» **What the exercise asks**:
Scan the entries below and extract each line with the word "cases" in it.

» **Records for processing**:
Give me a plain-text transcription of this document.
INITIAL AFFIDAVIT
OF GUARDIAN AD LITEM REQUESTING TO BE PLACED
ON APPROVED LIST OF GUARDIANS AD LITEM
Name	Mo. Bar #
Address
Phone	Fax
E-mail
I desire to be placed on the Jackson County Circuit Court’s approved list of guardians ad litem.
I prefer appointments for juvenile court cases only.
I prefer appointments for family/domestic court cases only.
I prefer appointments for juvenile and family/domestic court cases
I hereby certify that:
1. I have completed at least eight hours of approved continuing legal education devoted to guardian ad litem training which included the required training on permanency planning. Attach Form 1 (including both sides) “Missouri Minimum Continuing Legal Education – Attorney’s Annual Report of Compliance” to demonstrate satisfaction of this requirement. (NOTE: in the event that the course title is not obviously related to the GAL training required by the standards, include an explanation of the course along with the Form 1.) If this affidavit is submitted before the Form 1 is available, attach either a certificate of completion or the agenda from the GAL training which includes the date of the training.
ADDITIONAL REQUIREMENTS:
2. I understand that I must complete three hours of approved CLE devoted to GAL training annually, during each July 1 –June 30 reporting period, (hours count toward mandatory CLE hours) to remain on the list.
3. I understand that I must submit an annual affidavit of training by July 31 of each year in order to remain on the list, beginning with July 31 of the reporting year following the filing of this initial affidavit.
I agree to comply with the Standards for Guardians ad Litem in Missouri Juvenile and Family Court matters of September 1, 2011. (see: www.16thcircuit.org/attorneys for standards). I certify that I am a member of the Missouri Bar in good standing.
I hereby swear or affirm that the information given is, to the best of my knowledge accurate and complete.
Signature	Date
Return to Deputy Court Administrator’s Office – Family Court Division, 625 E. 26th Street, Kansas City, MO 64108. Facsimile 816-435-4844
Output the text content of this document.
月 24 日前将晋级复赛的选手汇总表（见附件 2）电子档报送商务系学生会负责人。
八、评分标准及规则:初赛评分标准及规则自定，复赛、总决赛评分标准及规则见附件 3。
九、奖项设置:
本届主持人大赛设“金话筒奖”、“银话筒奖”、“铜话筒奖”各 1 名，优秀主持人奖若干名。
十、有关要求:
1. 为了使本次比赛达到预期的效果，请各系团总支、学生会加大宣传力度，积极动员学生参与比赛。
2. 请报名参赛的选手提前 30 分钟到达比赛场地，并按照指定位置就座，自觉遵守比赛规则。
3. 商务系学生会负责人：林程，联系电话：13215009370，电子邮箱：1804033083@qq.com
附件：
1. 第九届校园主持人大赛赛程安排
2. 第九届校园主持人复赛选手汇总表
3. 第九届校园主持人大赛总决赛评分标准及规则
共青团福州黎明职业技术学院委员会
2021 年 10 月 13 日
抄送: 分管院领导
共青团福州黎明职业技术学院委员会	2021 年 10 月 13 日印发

» **Task answer**:
I prefer appointments for juvenile court cases only.
I prefer appointments for family/domestic court cases only.
I prefer appointments for juvenile and family/domestic court cases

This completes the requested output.